Pourtant, le ministère de l’Agriculture, par la voix de ses émissaires, se montre très réticent à cette démarche :

Le rapporteur : « Je vous pose la question avec clarté : comptez-vous saisir la Cour de Justice de l’Union européenne pour dénoncer cet accord avec le Mercosur ? »

François Blanc : « C’est une énorme question, posée aux autorités françaises : voir progresser un accord aussi unanimement rejeté en France, alors que la Commission ne tient pas compte de nos positions… Mais devant la Cour, il faudra s’appuyer sur une étude juridique solide. Parce qu’aller devant la Cour et se faire désavouer, ce serait la pire des situations. Cela renforcerait les tendances centralisatrices de la Commission. »

Eux délèguent plutôt le pourvoi aux députés européens :

Eugénie Orio, adjointe au directeur des affaires juridiques au Ministère de l’Agriculture : « En revanche, une demande d’avis est en préparation par le Parlement européen. Le gouvernement français pourrait s’associer à cette demande d’avis. »

Notre conviction, au contraire, c’est que la France doit lancer ce pourvoi sans biais, sans déléguer.

D’abord, pour signifier aux Français, aux agriculteurs et aux autres, que leur rejet du Mercosur est pris à bras-le-corps, assumé avec clarté, que le combat est vraiment mené. Alors que, à Bruxelles, c’est une parole bien confuse qui est tenue, entretenue, avec des faux-semblants, rien de franc. Et le sentiment que les dés sont pipés, déjà jetés, que le Président nous a encore lâchés. Toute confiance est rompue : cette procédure en rétablirait un fil, ténu. Elle serait une agréable surprise.

### Tâche demandée A
Recopiez, dans le texte sur l'accord avec le Mercosur, le passage allant de « Notre conviction, au » jusqu'à « une agréable surprise. ».
Le texte et les lignes n'ont aucun lien entre eux.

Données enregistrées:

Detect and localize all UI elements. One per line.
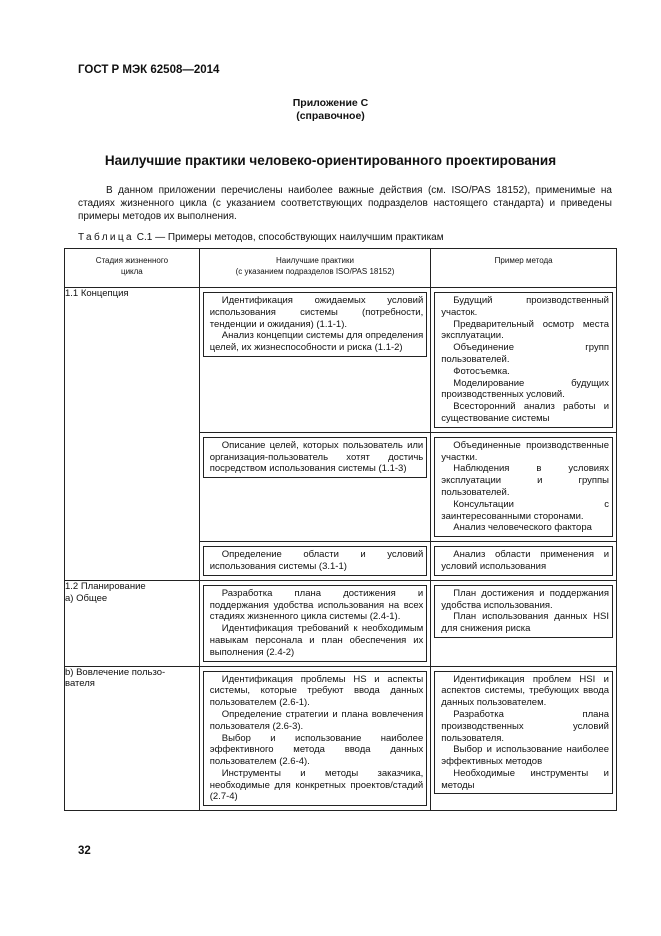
- practice-paragraph: Идентификация ожидаемых условий использования системы (потребности, тенденции и ожидания) (1.1-1).: [209, 295, 424, 330]
- method-box: [434, 585, 613, 638]
- practice-cell: [199, 580, 431, 666]
- method-paragraph: План использования данных HSI для снижения риска: [441, 611, 609, 635]
- stage-cell: [65, 288, 200, 581]
- method-paragraph: Всесторонний анализ работы и существование системы: [441, 401, 609, 424]
- method-cell: [431, 666, 617, 811]
- method-paragraph: Будущий производственный участок.: [441, 295, 609, 318]
- practice-paragraph: Идентификация проблемы HS и аспекты системы, которые требуют ввода данных пользователем (2.6-1).: [209, 673, 424, 709]
- method-paragraph: Фотосъемка.: [453, 365, 510, 377]
- header-practice-line2: (с указанием подразделов ISO/PAS 18152): [235, 267, 395, 276]
- method-box: [434, 671, 613, 795]
- stage-cell: [65, 580, 200, 666]
- method-cell: [431, 580, 617, 666]
- method-paragraph: Разработка плана производственных условий пользователя.: [441, 708, 609, 744]
- method-paragraph: Необходимые инструменты и методы: [441, 767, 609, 791]
- method-paragraph: Идентификация проблем HSI и аспектов системы, требующих ввода данных пользователем.: [441, 673, 609, 709]
- method-paragraph: Консультации с заинтересованными сторонами.: [441, 498, 609, 522]
- header-practice-line1: Наилучшие практики: [275, 256, 354, 265]
- method-cell: [431, 542, 617, 581]
- header-practice: [199, 249, 431, 288]
- method-cell: [431, 288, 617, 433]
- intro-paragraph: В данном приложении перечислены наиболее важные действия (см. ISO/PAS 18152), применимые на стадиях жизненного цикла (с указанием соответствующих подразделов настоящего стандарта) и приведены примеры методов их выполнения.: [78, 185, 612, 222]
- practice-paragraph: Выбор и использование наиболее эффективного метода ввода данных пользователем (2.6-4).: [209, 732, 424, 768]
- method-cell: [431, 432, 617, 541]
- practice-paragraph: Инструменты и методы заказчика, необходимые для конкретных проектов/стадий (2.7-4): [209, 767, 424, 803]
- annex-heading: [0, 97, 661, 123]
- header-stage: [65, 249, 200, 288]
- header-method: [431, 249, 617, 288]
- practice-paragraph: Определение стратегии и плана вовлечения пользователя (2.6-3).: [209, 708, 424, 732]
- table-header-row: [65, 249, 617, 288]
- stage-cell: [65, 666, 200, 811]
- practice-box: [203, 546, 428, 576]
- stage-text: 1.2 Планирование: [65, 580, 146, 592]
- stage-text: 1.1 Концепция: [65, 288, 129, 299]
- stage-text: b) Вовлечение пользо-: [65, 666, 166, 678]
- table-body: [65, 288, 617, 811]
- method-paragraph: Предварительный осмотр места эксплуатации.: [441, 318, 609, 342]
- page-number: 32: [78, 845, 91, 857]
- method-paragraph: План достижения и поддержания удобства использования.: [441, 587, 609, 611]
- table-caption-text: С.1 — Примеры методов, способствующих наилучшим практикам: [134, 232, 444, 243]
- method-paragraph: Объединенные производственные участки.: [441, 439, 609, 463]
- header-method-text: Пример метода: [494, 256, 553, 265]
- practice-paragraph: Описание целей, которых пользователь или организация-пользователь хотят достичь посредством использования системы (1.1-3): [209, 439, 424, 475]
- method-box: [434, 437, 613, 537]
- method-box: [434, 546, 613, 576]
- method-paragraph: Выбор и использование наиболее эффективных методов: [441, 744, 609, 768]
- annex-type: (справочное): [296, 110, 365, 122]
- practice-box: [203, 292, 428, 357]
- practice-paragraph: Определение области и условий использования системы (3.1-1): [209, 549, 424, 572]
- method-paragraph: Анализ области применения и условий использования: [441, 549, 609, 572]
- table-caption: [78, 232, 444, 243]
- stage-text: a) Общее: [65, 592, 108, 604]
- practice-cell: [199, 666, 431, 811]
- method-paragraph: Моделирование будущих производственных условий.: [441, 377, 609, 401]
- page-title: Наилучшие практики человеко-ориентированного проектирования: [104, 153, 557, 168]
- header-stage-line1: Стадия жизненного: [95, 256, 169, 265]
- header-stage-line2: цикла: [120, 267, 143, 276]
- table-row: [65, 666, 617, 811]
- method-box: [434, 292, 613, 428]
- practice-paragraph: Анализ концепции системы для определения целей, их жизнеспособности и риска (1.1-2): [209, 330, 424, 354]
- practice-box: [203, 671, 428, 807]
- document-code: ГОСТ Р МЭК 62508—2014: [78, 64, 220, 76]
- practice-paragraph: Разработка плана достижения и поддержания удобства использования на всех стадиях жизненного цикла системы (2.4-1).: [209, 587, 424, 623]
- annex-label: Приложение С: [292, 97, 369, 109]
- practice-cell: [199, 542, 431, 581]
- practice-paragraph: Идентификация требований к необходимым навыкам персонала и план обеспечения их выполнения (2.4-2): [209, 623, 424, 658]
- table-caption-label: Таблица: [78, 232, 135, 243]
- practice-box: [203, 585, 428, 662]
- practice-cell: [199, 288, 431, 433]
- stage-text: вателя: [65, 678, 95, 690]
- table-row: [65, 288, 617, 433]
- practices-table: [64, 248, 617, 811]
- practice-cell: [199, 432, 431, 541]
- table-row: [65, 580, 617, 666]
- method-paragraph: Наблюдения в условиях эксплуатации и группы пользователей.: [441, 463, 609, 498]
- method-paragraph: Объединение групп пользователей.: [441, 342, 609, 365]
- method-paragraph: Анализ человеческого фактора: [453, 522, 592, 534]
- practice-box: [203, 437, 428, 478]
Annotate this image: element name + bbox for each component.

### Tâche demandée B
Dans les lignes enregistrées, reprenez uniquement le passage allant de la ligne contenant « - practice-paragraph: Идентификация ожидаемых » jusqu'à celle contenant « - method-paragraph: План использования », bornes comprises. Remplacez « method-box » par « method-frame » sans rien modifier d'autre.

### Résultat attendu A
Notre conviction, au contraire, c’est que la France doit lancer ce pourvoi sans biais, sans déléguer.

D’abord, pour signifier aux Français, aux agriculteurs et aux autres, que leur rejet du Mercosur est pris à bras-le-corps, assumé avec clarté, que le combat est vraiment mené. Alors que, à Bruxelles, c’est une parole bien confuse qui est tenue, entretenue, avec des faux-semblants, rien de franc. Et le sentiment que les dés sont pipés, déjà jetés, que le Président nous a encore lâchés. Toute confiance est rompue : cette procédure en rétablirait un fil, ténu. Elle serait une agréable surprise.

### Résultat attendu B
- practice-paragraph: Идентификация ожидаемых условий использования системы (потребности, тенденции и ожидания) (1.1-1).: [209, 295, 424, 330]
- method-frame: [434, 585, 613, 638]
- practice-cell: [199, 580, 431, 666]
- method-paragraph: План использования данных HSI для снижения риска: [441, 611, 609, 635]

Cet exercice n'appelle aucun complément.